Task
In the records below, some lines contain the word "aeration". Copy each of them.

Given data
-.-.-
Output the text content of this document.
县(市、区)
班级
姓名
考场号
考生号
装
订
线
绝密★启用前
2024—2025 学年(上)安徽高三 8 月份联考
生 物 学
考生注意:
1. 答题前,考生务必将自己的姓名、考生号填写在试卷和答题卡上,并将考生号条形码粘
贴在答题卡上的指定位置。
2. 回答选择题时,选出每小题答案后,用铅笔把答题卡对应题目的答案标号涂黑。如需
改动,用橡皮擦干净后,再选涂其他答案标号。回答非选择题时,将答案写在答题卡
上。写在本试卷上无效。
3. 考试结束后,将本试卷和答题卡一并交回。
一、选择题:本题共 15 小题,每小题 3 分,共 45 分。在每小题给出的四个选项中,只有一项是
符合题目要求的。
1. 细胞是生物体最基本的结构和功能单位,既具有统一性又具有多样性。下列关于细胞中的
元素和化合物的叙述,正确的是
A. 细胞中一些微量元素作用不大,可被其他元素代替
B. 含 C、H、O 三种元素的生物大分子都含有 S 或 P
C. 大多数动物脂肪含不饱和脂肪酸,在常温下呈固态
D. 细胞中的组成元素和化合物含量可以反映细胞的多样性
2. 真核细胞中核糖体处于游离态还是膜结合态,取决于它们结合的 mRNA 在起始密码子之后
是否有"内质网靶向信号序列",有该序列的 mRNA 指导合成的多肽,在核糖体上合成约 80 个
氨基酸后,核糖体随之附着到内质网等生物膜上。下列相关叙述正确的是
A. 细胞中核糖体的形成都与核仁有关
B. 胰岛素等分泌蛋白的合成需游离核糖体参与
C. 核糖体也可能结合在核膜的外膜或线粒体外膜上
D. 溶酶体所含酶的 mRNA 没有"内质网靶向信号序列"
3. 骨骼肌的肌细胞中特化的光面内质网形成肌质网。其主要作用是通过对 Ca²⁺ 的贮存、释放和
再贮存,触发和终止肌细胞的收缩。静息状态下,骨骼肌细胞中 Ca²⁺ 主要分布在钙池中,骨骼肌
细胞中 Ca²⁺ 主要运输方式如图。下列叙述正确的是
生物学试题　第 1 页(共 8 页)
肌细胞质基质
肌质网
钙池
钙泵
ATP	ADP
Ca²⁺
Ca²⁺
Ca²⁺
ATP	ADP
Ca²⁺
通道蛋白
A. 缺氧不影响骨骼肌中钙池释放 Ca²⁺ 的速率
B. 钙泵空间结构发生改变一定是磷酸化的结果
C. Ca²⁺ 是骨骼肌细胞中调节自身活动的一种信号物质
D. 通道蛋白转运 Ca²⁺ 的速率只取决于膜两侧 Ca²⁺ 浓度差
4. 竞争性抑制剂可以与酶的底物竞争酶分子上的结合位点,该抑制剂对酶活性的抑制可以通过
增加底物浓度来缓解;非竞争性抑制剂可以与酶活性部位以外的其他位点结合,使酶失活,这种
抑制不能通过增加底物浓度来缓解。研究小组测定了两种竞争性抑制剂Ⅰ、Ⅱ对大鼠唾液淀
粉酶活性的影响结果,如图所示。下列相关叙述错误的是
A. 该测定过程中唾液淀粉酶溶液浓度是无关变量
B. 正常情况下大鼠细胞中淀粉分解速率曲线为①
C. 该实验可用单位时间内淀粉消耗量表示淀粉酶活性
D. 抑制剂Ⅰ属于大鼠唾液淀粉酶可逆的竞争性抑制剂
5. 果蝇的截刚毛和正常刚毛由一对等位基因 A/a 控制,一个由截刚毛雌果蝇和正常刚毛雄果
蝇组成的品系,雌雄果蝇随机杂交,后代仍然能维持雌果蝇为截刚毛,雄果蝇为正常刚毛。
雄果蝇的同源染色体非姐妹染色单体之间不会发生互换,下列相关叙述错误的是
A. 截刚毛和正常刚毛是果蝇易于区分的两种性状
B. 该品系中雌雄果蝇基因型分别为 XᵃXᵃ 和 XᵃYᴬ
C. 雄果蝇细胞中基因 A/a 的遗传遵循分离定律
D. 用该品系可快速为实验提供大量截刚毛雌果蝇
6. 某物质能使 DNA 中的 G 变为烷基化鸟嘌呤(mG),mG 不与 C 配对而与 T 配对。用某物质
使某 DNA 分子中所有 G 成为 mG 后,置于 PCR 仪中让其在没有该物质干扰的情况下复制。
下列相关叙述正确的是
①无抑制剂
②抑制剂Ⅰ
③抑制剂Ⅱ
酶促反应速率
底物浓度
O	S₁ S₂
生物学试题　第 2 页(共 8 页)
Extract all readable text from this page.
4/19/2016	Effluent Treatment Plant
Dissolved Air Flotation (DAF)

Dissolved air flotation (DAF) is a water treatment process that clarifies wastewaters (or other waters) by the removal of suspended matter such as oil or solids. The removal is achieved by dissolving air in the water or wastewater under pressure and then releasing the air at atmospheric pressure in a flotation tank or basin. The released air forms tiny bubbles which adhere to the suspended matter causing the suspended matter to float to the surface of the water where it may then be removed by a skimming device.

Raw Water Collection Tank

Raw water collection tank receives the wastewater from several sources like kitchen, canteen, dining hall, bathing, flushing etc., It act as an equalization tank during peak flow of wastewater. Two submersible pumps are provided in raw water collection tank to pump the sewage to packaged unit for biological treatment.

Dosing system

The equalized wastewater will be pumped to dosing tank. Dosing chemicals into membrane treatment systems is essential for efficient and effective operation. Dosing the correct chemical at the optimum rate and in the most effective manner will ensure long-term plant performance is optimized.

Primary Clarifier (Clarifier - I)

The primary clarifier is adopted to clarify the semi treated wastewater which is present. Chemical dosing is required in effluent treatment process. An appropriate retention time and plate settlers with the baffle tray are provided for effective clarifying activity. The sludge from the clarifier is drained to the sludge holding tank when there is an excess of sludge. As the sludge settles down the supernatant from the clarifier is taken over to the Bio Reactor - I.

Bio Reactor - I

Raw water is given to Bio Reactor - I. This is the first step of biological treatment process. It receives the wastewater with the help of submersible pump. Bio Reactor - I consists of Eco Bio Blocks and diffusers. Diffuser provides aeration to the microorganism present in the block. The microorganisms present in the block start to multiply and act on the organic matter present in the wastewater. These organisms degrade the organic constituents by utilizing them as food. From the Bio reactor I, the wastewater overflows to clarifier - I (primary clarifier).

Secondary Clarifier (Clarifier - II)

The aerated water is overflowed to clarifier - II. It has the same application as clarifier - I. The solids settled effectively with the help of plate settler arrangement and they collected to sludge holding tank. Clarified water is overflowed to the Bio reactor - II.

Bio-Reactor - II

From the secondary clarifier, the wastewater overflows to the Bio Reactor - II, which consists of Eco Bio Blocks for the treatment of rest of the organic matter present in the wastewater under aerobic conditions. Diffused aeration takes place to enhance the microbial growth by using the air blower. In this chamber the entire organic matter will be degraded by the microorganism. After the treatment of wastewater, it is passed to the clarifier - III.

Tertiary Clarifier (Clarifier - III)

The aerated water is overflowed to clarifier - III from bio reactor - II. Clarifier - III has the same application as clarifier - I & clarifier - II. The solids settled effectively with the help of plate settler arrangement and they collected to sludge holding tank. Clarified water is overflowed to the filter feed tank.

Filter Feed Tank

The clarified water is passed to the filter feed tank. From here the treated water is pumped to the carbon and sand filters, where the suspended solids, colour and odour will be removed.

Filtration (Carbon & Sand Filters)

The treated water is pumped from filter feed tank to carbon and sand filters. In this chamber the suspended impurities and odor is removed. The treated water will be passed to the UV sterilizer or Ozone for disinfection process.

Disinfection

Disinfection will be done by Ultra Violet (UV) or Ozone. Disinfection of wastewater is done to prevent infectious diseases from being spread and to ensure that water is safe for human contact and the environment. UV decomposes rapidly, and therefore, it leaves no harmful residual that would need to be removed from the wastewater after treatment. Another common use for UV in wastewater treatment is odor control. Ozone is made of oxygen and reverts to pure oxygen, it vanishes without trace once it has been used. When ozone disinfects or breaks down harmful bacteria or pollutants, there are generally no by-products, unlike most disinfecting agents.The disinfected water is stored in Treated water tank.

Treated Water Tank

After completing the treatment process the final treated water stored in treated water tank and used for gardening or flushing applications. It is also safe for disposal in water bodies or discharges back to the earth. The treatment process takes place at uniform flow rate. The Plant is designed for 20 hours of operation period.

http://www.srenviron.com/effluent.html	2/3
-.-.-
The answer
Raw water is given to Bio Reactor - I. This is the first step of biological treatment process. It receives the wastewater with the help of submersible pump. Bio Reactor - I consists of Eco Bio Blocks and diffusers. Diffuser provides aeration to the microorganism present in the block. The microorganisms present in the block start to multiply and act on the organic matter present in the wastewater. These organisms degrade the organic constituents by utilizing them as food. From the Bio reactor I, the wastewater overflows to clarifier - I (primary clarifier).
From the secondary clarifier, the wastewater overflows to the Bio Reactor - II, which consists of Eco Bio Blocks for the treatment of rest of the organic matter present in the wastewater under aerobic conditions. Diffused aeration takes place to enhance the microbial growth by using the air blower. In this chamber the entire organic matter will be degraded by the microorganism. After the treatment of wastewater, it is passed to the clarifier - III.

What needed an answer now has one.